**Record list**

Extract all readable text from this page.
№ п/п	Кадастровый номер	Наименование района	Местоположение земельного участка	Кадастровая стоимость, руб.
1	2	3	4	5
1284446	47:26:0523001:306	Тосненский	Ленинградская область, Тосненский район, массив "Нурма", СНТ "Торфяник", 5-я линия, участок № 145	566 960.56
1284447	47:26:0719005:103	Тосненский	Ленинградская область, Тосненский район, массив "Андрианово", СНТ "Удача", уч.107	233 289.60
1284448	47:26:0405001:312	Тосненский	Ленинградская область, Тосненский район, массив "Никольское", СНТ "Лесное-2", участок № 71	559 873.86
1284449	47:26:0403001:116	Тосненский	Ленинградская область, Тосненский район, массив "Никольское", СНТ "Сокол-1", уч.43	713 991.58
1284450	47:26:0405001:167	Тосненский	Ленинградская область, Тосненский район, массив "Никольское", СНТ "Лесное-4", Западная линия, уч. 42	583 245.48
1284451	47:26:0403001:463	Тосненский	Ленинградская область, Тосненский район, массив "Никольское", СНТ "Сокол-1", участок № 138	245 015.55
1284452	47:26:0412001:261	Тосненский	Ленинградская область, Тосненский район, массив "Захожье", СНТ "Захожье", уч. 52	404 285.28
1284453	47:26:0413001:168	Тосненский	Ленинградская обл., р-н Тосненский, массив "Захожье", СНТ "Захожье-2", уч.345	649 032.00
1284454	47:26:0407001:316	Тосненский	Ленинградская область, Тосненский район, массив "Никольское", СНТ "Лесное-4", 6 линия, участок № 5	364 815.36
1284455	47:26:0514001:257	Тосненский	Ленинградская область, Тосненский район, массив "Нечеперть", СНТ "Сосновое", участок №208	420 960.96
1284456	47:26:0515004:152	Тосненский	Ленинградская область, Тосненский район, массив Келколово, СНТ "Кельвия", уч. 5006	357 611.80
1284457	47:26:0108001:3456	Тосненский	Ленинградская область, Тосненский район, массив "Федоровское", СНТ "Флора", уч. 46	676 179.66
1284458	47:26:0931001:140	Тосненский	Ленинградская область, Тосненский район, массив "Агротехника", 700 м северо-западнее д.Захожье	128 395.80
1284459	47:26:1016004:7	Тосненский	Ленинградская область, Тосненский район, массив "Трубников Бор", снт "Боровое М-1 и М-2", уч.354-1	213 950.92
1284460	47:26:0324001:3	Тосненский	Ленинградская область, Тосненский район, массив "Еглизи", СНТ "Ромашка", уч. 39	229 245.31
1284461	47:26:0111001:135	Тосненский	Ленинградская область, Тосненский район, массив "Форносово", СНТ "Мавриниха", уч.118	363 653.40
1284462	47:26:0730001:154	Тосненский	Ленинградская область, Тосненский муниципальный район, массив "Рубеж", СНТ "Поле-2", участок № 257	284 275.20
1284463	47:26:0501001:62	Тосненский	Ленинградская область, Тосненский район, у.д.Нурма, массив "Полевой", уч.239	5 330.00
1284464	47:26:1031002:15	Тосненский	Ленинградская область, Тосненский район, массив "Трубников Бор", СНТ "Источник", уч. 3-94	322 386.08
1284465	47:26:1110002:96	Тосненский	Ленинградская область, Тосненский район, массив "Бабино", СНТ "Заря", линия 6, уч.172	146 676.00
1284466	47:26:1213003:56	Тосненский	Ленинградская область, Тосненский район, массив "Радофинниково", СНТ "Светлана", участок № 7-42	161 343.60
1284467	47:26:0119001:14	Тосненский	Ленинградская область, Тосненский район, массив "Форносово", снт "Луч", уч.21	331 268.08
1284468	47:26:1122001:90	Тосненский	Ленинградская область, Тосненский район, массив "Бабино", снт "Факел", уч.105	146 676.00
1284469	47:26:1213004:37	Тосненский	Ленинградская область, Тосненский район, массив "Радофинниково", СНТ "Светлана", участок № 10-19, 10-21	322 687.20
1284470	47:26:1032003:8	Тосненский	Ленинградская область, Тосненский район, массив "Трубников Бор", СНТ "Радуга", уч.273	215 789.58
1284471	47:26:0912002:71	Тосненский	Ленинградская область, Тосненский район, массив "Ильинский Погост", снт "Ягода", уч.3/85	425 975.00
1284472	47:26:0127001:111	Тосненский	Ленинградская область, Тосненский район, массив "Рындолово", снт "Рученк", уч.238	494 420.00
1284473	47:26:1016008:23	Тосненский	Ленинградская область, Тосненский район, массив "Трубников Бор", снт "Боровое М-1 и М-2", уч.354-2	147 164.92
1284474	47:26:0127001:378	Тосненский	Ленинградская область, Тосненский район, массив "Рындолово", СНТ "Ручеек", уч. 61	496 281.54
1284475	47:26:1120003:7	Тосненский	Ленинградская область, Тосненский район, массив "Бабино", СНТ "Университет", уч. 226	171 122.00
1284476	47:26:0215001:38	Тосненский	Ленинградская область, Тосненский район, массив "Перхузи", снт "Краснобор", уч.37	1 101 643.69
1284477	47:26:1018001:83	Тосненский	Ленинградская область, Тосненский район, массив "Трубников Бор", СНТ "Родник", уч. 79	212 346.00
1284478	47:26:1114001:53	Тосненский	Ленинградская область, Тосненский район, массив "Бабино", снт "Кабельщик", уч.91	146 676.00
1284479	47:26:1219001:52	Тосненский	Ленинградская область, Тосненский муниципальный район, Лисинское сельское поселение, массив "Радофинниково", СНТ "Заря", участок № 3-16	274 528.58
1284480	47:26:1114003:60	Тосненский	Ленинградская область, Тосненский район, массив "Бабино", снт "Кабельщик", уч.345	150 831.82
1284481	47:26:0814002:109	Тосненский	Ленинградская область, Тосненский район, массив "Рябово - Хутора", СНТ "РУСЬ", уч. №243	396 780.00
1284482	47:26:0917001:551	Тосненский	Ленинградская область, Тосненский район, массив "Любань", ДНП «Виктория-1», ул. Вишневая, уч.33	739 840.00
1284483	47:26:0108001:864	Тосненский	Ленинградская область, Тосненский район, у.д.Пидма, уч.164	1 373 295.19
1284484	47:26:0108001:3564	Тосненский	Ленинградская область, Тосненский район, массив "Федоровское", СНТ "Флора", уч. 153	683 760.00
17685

**Aim**
Only the number is wanted: how many lines of the data contain the word "Форносово"?

**Response for this exercise**
2